Exclude the pictures, then copy all remaining records exactly.

** BEGIN **

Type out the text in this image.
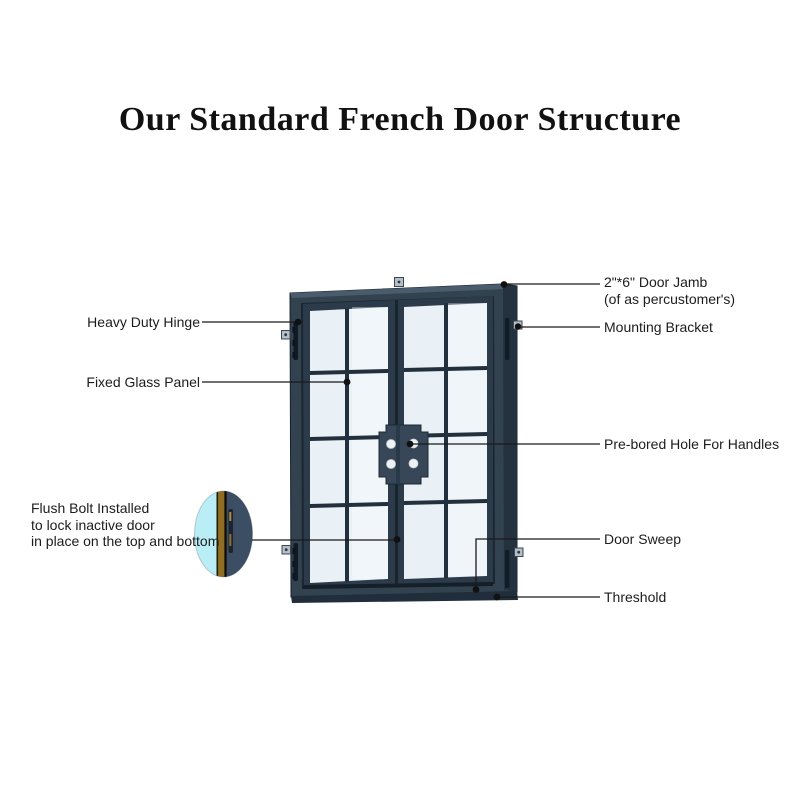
Our Standard French Door Structure
Heavy Duty Hinge
Fixed Glass Panel
Flush Bolt Installed
to lock inactive door
in place on the top and bottom
2"*6" Door Jamb
(of as percustomer's)
Mounting Bracket
Pre-bored Hole For Handles
Door Sweep
Threshold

** END **

* [Solution for this task]
Type out the text in this image.
Our Standard French Door Structure
Heavy Duty Hinge
Fixed Glass Panel
Flush Bolt Installed
to lock inactive door
in place on the top and bottom
2"*6" Door Jamb
(of as percustomer's)
Mounting Bracket
Pre-bored Hole For Handles
Door Sweep
Threshold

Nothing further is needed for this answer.